## START EXTRACTED MATERIAL
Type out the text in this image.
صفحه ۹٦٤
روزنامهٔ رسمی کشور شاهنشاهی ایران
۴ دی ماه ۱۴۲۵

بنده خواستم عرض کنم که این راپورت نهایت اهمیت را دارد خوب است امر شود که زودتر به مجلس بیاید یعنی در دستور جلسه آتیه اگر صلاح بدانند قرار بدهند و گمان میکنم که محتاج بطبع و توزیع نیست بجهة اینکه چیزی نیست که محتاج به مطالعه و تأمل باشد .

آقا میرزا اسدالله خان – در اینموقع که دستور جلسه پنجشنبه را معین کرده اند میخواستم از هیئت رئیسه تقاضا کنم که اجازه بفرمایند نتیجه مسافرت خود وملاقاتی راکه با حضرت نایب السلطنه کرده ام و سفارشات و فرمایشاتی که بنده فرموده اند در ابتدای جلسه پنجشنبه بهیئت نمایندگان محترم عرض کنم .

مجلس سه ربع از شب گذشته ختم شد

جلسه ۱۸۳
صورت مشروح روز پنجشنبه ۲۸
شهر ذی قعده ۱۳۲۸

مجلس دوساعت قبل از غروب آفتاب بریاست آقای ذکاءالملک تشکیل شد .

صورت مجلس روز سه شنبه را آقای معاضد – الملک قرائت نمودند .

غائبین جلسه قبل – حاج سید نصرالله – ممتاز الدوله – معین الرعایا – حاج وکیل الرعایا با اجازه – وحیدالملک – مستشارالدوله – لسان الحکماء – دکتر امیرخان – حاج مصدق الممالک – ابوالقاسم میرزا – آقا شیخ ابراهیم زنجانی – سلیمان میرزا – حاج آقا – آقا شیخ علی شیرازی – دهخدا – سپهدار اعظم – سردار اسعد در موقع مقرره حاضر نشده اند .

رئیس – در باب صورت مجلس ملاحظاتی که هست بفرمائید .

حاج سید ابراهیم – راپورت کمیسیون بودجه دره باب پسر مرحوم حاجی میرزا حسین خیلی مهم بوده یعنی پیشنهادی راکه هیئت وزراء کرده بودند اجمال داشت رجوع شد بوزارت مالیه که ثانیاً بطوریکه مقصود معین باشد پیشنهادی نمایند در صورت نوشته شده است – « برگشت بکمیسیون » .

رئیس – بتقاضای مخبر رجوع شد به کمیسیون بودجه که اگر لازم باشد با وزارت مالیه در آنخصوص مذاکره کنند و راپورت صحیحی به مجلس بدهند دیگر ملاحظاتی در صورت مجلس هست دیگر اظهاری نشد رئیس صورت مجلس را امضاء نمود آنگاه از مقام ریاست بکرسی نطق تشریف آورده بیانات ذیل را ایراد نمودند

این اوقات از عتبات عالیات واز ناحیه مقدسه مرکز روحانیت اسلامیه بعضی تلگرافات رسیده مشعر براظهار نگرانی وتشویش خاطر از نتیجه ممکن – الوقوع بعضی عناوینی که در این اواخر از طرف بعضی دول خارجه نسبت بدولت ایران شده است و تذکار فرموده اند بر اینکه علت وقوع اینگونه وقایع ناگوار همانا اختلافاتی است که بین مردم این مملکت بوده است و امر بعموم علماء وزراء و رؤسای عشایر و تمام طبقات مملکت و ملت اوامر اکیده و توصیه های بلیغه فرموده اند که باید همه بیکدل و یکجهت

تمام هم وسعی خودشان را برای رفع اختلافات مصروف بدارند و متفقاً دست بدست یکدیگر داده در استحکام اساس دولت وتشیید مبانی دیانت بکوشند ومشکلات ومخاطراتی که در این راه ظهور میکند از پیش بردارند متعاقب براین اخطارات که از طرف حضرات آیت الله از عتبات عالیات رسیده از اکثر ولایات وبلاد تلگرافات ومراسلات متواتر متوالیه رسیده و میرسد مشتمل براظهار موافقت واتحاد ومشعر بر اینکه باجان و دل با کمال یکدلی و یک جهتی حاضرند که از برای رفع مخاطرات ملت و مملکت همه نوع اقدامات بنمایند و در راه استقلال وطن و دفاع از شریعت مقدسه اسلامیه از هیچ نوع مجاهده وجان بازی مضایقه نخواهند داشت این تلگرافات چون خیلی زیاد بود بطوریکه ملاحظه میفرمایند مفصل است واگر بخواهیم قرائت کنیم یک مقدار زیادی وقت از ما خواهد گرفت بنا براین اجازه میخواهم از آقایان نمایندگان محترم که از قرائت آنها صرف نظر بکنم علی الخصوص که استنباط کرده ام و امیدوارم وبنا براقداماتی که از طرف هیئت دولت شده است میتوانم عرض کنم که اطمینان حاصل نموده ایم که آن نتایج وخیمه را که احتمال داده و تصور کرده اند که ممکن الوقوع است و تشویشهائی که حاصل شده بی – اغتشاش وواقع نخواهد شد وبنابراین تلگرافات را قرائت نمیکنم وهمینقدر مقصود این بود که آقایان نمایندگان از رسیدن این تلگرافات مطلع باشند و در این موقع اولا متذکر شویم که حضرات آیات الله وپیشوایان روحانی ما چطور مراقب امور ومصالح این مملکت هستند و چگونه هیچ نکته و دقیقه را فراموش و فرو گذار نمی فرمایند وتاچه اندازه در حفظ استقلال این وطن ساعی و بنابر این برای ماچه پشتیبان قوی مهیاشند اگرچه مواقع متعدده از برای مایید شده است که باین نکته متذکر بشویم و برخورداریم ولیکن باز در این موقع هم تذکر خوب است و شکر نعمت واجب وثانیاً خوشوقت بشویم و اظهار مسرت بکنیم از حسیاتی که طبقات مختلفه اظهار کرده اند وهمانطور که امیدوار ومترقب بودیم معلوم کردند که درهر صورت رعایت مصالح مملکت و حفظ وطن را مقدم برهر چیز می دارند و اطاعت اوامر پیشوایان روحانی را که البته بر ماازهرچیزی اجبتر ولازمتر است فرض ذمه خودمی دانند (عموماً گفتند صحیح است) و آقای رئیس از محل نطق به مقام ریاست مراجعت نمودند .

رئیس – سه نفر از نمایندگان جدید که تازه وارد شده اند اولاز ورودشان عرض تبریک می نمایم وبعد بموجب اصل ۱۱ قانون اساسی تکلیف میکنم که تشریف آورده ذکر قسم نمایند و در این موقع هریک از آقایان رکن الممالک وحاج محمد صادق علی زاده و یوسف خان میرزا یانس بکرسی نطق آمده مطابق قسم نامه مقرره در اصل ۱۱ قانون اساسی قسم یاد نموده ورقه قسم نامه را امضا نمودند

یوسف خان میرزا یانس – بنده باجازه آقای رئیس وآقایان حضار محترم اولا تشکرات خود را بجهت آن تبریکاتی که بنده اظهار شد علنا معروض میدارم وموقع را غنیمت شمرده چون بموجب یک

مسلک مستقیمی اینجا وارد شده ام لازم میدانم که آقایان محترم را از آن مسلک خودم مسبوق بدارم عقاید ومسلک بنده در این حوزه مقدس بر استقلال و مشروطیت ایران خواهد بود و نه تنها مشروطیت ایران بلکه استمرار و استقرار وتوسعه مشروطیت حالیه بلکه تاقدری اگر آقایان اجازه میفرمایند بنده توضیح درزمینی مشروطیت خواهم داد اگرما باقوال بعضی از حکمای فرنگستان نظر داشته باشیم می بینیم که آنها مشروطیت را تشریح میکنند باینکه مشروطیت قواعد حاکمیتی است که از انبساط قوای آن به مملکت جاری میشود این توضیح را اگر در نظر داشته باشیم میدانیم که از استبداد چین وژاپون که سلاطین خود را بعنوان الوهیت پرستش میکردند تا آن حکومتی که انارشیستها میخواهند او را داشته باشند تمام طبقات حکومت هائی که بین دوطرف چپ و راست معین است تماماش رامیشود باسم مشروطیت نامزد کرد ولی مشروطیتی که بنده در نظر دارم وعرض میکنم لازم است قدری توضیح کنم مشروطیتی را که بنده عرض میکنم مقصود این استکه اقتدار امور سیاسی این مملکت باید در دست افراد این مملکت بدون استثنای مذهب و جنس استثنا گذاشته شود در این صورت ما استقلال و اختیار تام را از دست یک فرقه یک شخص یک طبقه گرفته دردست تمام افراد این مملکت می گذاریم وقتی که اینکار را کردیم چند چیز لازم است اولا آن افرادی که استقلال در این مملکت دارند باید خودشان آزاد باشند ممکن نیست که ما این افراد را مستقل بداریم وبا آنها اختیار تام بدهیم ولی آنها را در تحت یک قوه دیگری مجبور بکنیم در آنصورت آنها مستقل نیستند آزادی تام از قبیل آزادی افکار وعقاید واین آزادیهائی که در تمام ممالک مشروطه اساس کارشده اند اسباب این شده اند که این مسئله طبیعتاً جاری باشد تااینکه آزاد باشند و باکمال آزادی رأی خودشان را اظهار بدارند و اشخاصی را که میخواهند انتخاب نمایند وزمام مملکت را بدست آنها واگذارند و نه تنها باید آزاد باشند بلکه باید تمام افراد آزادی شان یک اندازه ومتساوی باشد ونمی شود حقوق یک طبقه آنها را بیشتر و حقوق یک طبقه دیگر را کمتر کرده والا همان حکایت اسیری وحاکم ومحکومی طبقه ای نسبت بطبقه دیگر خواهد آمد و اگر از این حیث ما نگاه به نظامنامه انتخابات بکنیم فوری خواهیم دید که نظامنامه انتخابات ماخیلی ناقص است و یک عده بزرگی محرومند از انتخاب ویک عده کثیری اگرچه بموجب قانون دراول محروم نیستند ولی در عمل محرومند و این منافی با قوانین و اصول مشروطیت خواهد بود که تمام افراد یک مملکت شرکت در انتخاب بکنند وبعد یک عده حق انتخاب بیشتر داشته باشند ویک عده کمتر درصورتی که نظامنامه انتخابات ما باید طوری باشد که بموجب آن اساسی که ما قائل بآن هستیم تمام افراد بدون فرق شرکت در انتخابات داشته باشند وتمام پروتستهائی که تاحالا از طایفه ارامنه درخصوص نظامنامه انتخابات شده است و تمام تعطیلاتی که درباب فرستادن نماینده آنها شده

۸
## END EXTRACTED MATERIAL
**TASK GOAL:** Copy out all lines above that include the string "رجوع".

**FULL SOLUTION:**
حاج سید ابراهیم – راپورت کمیسیون بودجه دره باب پسر مرحوم حاجی میرزا حسین خیلی مهم بوده یعنی پیشنهادی راکه هیئت وزراء کرده بودند اجمال داشت رجوع شد بوزارت مالیه که ثانیاً بطوریکه مقصود معین باشد پیشنهادی نمایند در صورت نوشته شده است – « برگشت بکمیسیون » .
رئیس – بتقاضای مخبر رجوع شد به کمیسیون بودجه که اگر لازم باشد با وزارت مالیه در آنخصوص مذاکره کنند و راپورت صحیحی به مجلس بدهند دیگر ملاحظاتی در صورت مجلس هست دیگر اظهاری نشد رئیس صورت مجلس را امضاء نمود آنگاه از مقام ریاست بکرسی نطق تشریف آورده بیانات ذیل را ایراد نمودند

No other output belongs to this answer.